Set down the whole listing verbatim.
# START OF Supplied material
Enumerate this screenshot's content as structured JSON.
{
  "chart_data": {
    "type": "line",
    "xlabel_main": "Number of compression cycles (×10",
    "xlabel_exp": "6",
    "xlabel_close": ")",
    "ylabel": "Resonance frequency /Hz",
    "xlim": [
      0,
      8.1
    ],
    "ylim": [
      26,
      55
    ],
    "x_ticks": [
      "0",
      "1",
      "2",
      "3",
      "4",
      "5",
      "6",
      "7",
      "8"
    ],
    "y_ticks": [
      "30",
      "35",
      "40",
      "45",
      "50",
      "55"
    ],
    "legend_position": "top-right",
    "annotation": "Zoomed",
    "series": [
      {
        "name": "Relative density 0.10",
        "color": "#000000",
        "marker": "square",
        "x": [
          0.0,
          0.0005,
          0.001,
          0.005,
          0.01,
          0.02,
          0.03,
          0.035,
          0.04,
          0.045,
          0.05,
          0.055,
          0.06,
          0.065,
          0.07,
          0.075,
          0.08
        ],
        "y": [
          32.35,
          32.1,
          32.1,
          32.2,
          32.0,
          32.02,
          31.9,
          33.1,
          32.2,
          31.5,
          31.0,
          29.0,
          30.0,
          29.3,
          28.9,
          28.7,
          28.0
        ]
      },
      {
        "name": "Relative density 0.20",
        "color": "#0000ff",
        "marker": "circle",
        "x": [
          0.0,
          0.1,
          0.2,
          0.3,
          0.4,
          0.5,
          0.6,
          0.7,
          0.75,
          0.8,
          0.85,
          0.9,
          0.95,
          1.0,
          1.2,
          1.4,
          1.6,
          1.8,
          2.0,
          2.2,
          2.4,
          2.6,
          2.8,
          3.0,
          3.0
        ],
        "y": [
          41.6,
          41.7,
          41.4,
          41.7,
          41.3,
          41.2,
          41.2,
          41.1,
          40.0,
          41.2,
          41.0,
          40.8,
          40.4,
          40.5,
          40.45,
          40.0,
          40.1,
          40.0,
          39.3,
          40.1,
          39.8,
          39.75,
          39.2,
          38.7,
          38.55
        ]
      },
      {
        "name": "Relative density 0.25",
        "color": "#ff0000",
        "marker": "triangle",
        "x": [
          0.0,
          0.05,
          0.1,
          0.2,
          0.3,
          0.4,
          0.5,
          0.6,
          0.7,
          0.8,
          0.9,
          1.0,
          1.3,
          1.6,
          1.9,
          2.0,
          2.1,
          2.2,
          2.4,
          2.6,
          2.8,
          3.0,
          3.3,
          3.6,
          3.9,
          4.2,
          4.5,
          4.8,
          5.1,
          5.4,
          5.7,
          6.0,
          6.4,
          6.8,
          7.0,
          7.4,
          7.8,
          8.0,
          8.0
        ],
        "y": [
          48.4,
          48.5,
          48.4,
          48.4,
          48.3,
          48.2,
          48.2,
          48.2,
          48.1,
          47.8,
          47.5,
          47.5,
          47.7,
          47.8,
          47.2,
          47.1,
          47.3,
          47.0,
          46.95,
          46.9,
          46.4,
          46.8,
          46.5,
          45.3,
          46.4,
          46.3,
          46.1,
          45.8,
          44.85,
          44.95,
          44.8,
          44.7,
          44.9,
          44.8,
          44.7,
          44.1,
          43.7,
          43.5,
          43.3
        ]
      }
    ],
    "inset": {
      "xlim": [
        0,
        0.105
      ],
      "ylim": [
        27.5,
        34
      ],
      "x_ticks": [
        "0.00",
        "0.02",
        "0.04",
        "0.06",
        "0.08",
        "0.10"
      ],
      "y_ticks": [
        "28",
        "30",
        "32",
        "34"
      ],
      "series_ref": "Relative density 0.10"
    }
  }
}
# END OF Supplied material
• Written answer
Enumerate this screenshot's content as structured JSON.
{
  "chart_data": {
    "type": "line",
    "xlabel_main": "Number of compression cycles (×10",
    "xlabel_exp": "6",
    "xlabel_close": ")",
    "ylabel": "Resonance frequency /Hz",
    "xlim": [
      0,
      8.1
    ],
    "ylim": [
      26,
      55
    ],
    "x_ticks": [
      "0",
      "1",
      "2",
      "3",
      "4",
      "5",
      "6",
      "7",
      "8"
    ],
    "y_ticks": [
      "30",
      "35",
      "40",
      "45",
      "50",
      "55"
    ],
    "legend_position": "top-right",
    "annotation": "Zoomed",
    "series": [
      {
        "name": "Relative density 0.10",
        "color": "#000000",
        "marker": "square",
        "x": [
          0.0,
          0.0005,
          0.001,
          0.005,
          0.01,
          0.02,
          0.03,
          0.035,
          0.04,
          0.045,
          0.05,
          0.055,
          0.06,
          0.065,
          0.07,
          0.075,
          0.08
        ],
        "y": [
          32.35,
          32.1,
          32.1,
          32.2,
          32.0,
          32.02,
          31.9,
          33.1,
          32.2,
          31.5,
          31.0,
          29.0,
          30.0,
          29.3,
          28.9,
          28.7,
          28.0
        ]
      },
      {
        "name": "Relative density 0.20",
        "color": "#0000ff",
        "marker": "circle",
        "x": [
          0.0,
          0.1,
          0.2,
          0.3,
          0.4,
          0.5,
          0.6,
          0.7,
          0.75,
          0.8,
          0.85,
          0.9,
          0.95,
          1.0,
          1.2,
          1.4,
          1.6,
          1.8,
          2.0,
          2.2,
          2.4,
          2.6,
          2.8,
          3.0,
          3.0
        ],
        "y": [
          41.6,
          41.7,
          41.4,
          41.7,
          41.3,
          41.2,
          41.2,
          41.1,
          40.0,
          41.2,
          41.0,
          40.8,
          40.4,
          40.5,
          40.45,
          40.0,
          40.1,
          40.0,
          39.3,
          40.1,
          39.8,
          39.75,
          39.2,
          38.7,
          38.55
        ]
      },
      {
        "name": "Relative density 0.25",
        "color": "#ff0000",
        "marker": "triangle",
        "x": [
          0.0,
          0.05,
          0.1,
          0.2,
          0.3,
          0.4,
          0.5,
          0.6,
          0.7,
          0.8,
          0.9,
          1.0,
          1.3,
          1.6,
          1.9,
          2.0,
          2.1,
          2.2,
          2.4,
          2.6,
          2.8,
          3.0,
          3.3,
          3.6,
          3.9,
          4.2,
          4.5,
          4.8,
          5.1,
          5.4,
          5.7,
          6.0,
          6.4,
          6.8,
          7.0,
          7.4,
          7.8,
          8.0,
          8.0
        ],
        "y": [
          48.4,
          48.5,
          48.4,
          48.4,
          48.3,
          48.2,
          48.2,
          48.2,
          48.1,
          47.8,
          47.5,
          47.5,
          47.7,
          47.8,
          47.2,
          47.1,
          47.3,
          47.0,
          46.95,
          46.9,
          46.4,
          46.8,
          46.5,
          45.3,
          46.4,
          46.3,
          46.1,
          45.8,
          44.85,
          44.95,
          44.8,
          44.7,
          44.9,
          44.8,
          44.7,
          44.1,
          43.7,
          43.5,
          43.3
        ]
      }
    ],
    "inset": {
      "xlim": [
        0,
        0.105
      ],
      "ylim": [
        27.5,
        34
      ],
      "x_ticks": [
        "0.00",
        "0.02",
        "0.04",
        "0.06",
        "0.08",
        "0.10"
      ],
      "y_ticks": [
        "28",
        "30",
        "32",
        "34"
      ],
      "series_ref": "Relative density 0.10"
    }
  }
}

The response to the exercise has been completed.